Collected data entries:

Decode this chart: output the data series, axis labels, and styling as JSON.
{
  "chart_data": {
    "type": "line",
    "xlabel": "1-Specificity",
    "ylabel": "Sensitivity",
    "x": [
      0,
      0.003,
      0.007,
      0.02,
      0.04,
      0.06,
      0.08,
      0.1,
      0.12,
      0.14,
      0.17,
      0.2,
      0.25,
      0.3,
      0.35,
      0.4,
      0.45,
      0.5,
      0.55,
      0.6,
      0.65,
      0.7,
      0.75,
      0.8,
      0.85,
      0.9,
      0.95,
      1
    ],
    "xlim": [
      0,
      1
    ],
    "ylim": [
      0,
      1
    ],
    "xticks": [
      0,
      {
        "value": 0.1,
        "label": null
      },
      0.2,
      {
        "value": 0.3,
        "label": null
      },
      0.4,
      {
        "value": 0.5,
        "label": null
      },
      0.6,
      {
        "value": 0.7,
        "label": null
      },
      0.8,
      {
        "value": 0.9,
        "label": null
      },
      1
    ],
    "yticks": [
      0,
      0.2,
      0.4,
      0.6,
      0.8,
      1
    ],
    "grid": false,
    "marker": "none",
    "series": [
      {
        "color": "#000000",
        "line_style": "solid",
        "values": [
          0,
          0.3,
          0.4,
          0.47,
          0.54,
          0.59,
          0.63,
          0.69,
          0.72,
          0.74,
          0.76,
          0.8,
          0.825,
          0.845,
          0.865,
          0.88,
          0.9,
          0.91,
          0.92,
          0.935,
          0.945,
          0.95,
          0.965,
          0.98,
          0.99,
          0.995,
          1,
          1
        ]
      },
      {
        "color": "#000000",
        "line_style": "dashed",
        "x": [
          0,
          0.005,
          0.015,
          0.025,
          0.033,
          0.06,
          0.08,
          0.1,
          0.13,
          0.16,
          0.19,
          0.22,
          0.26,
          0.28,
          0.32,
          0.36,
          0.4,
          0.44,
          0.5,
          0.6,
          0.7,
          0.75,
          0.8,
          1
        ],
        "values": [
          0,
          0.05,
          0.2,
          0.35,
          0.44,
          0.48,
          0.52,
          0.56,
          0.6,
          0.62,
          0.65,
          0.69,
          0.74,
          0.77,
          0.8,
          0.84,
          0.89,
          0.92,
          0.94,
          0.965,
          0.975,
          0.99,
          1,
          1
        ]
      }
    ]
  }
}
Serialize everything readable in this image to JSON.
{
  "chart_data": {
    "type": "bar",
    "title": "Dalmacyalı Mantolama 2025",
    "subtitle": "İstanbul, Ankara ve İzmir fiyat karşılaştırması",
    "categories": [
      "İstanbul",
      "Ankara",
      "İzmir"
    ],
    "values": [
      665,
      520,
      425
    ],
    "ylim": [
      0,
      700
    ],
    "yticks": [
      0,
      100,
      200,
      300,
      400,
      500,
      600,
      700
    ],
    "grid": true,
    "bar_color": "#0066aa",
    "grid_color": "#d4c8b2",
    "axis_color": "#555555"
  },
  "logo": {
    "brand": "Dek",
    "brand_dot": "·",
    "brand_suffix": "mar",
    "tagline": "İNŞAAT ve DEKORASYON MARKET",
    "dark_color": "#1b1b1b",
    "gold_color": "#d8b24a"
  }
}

• THE REQUEST:
The records above should be repeated in full, exactly as given.

• RESPONSE TO THIS TASK:
Decode this chart: output the data series, axis labels, and styling as JSON.
{
  "chart_data": {
    "type": "line",
    "xlabel": "1-Specificity",
    "ylabel": "Sensitivity",
    "x": [
      0,
      0.003,
      0.007,
      0.02,
      0.04,
      0.06,
      0.08,
      0.1,
      0.12,
      0.14,
      0.17,
      0.2,
      0.25,
      0.3,
      0.35,
      0.4,
      0.45,
      0.5,
      0.55,
      0.6,
      0.65,
      0.7,
      0.75,
      0.8,
      0.85,
      0.9,
      0.95,
      1
    ],
    "xlim": [
      0,
      1
    ],
    "ylim": [
      0,
      1
    ],
    "xticks": [
      0,
      {
        "value": 0.1,
        "label": null
      },
      0.2,
      {
        "value": 0.3,
        "label": null
      },
      0.4,
      {
        "value": 0.5,
        "label": null
      },
      0.6,
      {
        "value": 0.7,
        "label": null
      },
      0.8,
      {
        "value": 0.9,
        "label": null
      },
      1
    ],
    "yticks": [
      0,
      0.2,
      0.4,
      0.6,
      0.8,
      1
    ],
    "grid": false,
    "marker": "none",
    "series": [
      {
        "color": "#000000",
        "line_style": "solid",
        "values": [
          0,
          0.3,
          0.4,
          0.47,
          0.54,
          0.59,
          0.63,
          0.69,
          0.72,
          0.74,
          0.76,
          0.8,
          0.825,
          0.845,
          0.865,
          0.88,
          0.9,
          0.91,
          0.92,
          0.935,
          0.945,
          0.95,
          0.965,
          0.98,
          0.99,
          0.995,
          1,
          1
        ]
      },
      {
        "color": "#000000",
        "line_style": "dashed",
        "x": [
          0,
          0.005,
          0.015,
          0.025,
          0.033,
          0.06,
          0.08,
          0.1,
          0.13,
          0.16,
          0.19,
          0.22,
          0.26,
          0.28,
          0.32,
          0.36,
          0.4,
          0.44,
          0.5,
          0.6,
          0.7,
          0.75,
          0.8,
          1
        ],
        "values": [
          0,
          0.05,
          0.2,
          0.35,
          0.44,
          0.48,
          0.52,
          0.56,
          0.6,
          0.62,
          0.65,
          0.69,
          0.74,
          0.77,
          0.8,
          0.84,
          0.89,
          0.92,
          0.94,
          0.965,
          0.975,
          0.99,
          1,
          1
        ]
      }
    ]
  }
}
Serialize everything readable in this image to JSON.
{
  "chart_data": {
    "type": "bar",
    "title": "Dalmacyalı Mantolama 2025",
    "subtitle": "İstanbul, Ankara ve İzmir fiyat karşılaştırması",
    "categories": [
      "İstanbul",
      "Ankara",
      "İzmir"
    ],
    "values": [
      665,
      520,
      425
    ],
    "ylim": [
      0,
      700
    ],
    "yticks": [
      0,
      100,
      200,
      300,
      400,
      500,
      600,
      700
    ],
    "grid": true,
    "bar_color": "#0066aa",
    "grid_color": "#d4c8b2",
    "axis_color": "#555555"
  },
  "logo": {
    "brand": "Dek",
    "brand_dot": "·",
    "brand_suffix": "mar",
    "tagline": "İNŞAAT ve DEKORASYON MARKET",
    "dark_color": "#1b1b1b",
    "gold_color": "#d8b24a"
  }
}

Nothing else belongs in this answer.